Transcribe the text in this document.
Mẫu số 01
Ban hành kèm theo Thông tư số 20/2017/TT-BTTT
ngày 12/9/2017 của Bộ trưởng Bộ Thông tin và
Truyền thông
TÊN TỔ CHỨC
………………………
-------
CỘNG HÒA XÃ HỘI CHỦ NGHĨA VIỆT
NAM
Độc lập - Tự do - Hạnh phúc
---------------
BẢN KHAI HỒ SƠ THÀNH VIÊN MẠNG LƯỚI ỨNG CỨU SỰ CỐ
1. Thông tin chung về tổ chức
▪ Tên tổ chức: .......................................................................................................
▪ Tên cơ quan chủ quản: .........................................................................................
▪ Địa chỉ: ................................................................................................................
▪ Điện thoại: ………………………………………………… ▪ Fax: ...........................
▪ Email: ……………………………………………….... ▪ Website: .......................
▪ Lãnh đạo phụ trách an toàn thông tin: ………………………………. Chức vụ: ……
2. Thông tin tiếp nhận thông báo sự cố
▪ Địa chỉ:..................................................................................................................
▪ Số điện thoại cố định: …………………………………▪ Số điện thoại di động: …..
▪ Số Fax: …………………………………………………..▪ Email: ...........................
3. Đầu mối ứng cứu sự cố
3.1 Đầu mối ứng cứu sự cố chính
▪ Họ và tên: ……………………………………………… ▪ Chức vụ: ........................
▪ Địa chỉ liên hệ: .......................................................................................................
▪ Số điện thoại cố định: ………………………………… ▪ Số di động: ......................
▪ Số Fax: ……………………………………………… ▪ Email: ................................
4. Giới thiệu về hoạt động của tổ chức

▶ _Task to complete_
Return all of the entries exactly as they were supplied.

▶ _Result of this exercise_
Transcribe the text in this document.
Mẫu số 01
Ban hành kèm theo Thông tư số 20/2017/TT-BTTT
ngày 12/9/2017 của Bộ trưởng Bộ Thông tin và
Truyền thông
TÊN TỔ CHỨC
………………………
-------
CỘNG HÒA XÃ HỘI CHỦ NGHĨA VIỆT
NAM
Độc lập - Tự do - Hạnh phúc
---------------
BẢN KHAI HỒ SƠ THÀNH VIÊN MẠNG LƯỚI ỨNG CỨU SỰ CỐ
1. Thông tin chung về tổ chức
▪ Tên tổ chức: .......................................................................................................
▪ Tên cơ quan chủ quản: .........................................................................................
▪ Địa chỉ: ................................................................................................................
▪ Điện thoại: ………………………………………………… ▪ Fax: ...........................
▪ Email: ……………………………………………….... ▪ Website: .......................
▪ Lãnh đạo phụ trách an toàn thông tin: ………………………………. Chức vụ: ……
2. Thông tin tiếp nhận thông báo sự cố
▪ Địa chỉ:..................................................................................................................
▪ Số điện thoại cố định: …………………………………▪ Số điện thoại di động: …..
▪ Số Fax: …………………………………………………..▪ Email: ...........................
3. Đầu mối ứng cứu sự cố
3.1 Đầu mối ứng cứu sự cố chính
▪ Họ và tên: ……………………………………………… ▪ Chức vụ: ........................
▪ Địa chỉ liên hệ: .......................................................................................................
▪ Số điện thoại cố định: ………………………………… ▪ Số di động: ......................
▪ Số Fax: ……………………………………………… ▪ Email: ................................
4. Giới thiệu về hoạt động của tổ chức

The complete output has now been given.